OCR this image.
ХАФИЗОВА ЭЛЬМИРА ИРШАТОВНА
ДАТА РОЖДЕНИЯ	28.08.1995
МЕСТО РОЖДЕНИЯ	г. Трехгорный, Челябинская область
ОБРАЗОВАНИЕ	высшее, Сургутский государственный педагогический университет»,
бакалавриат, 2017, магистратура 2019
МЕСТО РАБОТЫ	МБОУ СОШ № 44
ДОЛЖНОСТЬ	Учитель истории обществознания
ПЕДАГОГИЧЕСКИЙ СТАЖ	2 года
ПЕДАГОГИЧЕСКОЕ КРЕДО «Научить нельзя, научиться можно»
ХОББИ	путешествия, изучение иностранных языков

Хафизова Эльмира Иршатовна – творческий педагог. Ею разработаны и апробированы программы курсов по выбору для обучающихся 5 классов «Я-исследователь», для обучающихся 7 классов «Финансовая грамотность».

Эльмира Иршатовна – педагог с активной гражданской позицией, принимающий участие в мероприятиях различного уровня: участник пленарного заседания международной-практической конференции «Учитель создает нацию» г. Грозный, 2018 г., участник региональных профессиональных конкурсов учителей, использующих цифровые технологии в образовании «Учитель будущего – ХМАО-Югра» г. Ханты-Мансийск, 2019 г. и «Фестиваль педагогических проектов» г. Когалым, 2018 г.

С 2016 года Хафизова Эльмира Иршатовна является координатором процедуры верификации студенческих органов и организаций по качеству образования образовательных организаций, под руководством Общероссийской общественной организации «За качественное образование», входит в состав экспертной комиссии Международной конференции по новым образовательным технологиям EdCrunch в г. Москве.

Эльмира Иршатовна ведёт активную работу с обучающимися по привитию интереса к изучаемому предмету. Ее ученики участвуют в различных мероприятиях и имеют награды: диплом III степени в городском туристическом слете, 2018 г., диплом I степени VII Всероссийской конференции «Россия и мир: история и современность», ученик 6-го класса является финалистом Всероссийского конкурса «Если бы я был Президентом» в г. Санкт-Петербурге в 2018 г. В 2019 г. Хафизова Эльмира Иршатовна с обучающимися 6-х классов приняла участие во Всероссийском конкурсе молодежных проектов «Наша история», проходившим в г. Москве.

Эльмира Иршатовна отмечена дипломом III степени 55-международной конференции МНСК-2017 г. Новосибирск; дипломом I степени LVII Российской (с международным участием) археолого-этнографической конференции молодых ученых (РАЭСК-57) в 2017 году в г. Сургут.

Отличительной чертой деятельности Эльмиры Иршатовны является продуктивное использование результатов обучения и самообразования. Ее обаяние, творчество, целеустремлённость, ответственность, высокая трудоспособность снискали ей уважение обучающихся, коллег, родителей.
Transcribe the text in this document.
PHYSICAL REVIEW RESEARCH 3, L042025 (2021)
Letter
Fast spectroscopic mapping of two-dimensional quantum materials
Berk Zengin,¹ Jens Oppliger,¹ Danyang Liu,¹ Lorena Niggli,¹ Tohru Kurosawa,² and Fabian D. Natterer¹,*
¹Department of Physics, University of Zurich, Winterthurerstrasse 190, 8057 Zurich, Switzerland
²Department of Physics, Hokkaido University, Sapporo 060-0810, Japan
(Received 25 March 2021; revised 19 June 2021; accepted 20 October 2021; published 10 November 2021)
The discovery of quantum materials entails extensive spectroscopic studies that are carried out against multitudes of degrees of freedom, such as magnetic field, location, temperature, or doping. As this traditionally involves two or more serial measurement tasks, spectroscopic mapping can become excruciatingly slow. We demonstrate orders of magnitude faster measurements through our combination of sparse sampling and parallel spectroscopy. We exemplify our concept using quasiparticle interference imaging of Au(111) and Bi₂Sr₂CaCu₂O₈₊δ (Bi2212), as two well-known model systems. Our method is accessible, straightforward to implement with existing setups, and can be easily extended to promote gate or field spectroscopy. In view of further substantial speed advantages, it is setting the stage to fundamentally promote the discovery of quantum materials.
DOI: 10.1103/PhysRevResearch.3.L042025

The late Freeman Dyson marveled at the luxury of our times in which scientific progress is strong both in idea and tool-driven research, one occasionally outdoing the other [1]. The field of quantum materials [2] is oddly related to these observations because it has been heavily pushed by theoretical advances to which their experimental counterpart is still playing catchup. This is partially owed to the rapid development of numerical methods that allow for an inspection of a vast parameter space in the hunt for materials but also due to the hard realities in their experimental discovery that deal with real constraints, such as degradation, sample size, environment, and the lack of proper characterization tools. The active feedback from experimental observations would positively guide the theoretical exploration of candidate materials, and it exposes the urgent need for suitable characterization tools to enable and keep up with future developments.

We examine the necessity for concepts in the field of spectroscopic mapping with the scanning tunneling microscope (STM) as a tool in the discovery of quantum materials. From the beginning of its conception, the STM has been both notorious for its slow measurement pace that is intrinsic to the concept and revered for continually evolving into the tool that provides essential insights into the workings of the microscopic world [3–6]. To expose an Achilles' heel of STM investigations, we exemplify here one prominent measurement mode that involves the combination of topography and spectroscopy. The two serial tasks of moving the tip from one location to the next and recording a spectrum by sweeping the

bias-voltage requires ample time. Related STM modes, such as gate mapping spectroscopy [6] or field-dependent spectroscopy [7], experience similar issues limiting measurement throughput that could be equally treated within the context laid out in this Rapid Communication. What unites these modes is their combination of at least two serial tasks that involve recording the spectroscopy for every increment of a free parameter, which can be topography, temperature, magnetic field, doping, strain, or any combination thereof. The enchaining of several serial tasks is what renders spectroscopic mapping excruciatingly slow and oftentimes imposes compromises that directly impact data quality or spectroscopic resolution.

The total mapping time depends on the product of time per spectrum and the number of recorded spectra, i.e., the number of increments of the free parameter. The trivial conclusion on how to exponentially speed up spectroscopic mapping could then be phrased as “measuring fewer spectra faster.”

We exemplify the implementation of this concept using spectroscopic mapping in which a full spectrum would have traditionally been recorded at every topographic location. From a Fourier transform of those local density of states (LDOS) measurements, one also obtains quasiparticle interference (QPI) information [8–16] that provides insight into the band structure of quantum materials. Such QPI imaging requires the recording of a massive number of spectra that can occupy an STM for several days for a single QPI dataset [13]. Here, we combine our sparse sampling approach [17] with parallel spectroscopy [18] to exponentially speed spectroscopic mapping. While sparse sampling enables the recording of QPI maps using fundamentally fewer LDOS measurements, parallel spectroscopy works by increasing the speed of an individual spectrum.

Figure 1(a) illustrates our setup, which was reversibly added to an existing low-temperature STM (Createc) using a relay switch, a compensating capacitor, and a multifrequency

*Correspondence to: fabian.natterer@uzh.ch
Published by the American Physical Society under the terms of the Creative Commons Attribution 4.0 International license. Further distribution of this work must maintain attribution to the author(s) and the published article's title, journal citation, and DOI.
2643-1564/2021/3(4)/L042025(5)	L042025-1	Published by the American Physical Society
....
• [Directive]:
Out of the material above, select every line that holds the string "into".

• [Complete answer]:
We examine the necessity for concepts in the field of spectroscopic mapping with the scanning tunneling microscope (STM) as a tool in the discovery of quantum materials. From the beginning of its conception, the STM has been both notorious for its slow measurement pace that is intrinsic to the concept and revered for continually evolving into the tool that provides essential insights into the workings of the microscopic world [3–6]. To expose an Achilles' heel of STM investigations, we exemplify here one prominent measurement mode that involves the combination of topography and spectroscopy. The two serial tasks of moving the tip from one location to the next and recording a spectrum by sweeping the
We exemplify the implementation of this concept using spectroscopic mapping in which a full spectrum would have traditionally been recorded at every topographic location. From a Fourier transform of those local density of states (LDOS) measurements, one also obtains quasiparticle interference (QPI) information [8–16] that provides insight into the band structure of quantum materials. Such QPI imaging requires the recording of a massive number of spectra that can occupy an STM for several days for a single QPI dataset [13]. Here, we combine our sparse sampling approach [17] with parallel spectroscopy [18] to exponentially speed spectroscopic mapping. While sparse sampling enables the recording of QPI maps using fundamentally fewer LDOS measurements, parallel spectroscopy works by increasing the speed of an individual spectrum.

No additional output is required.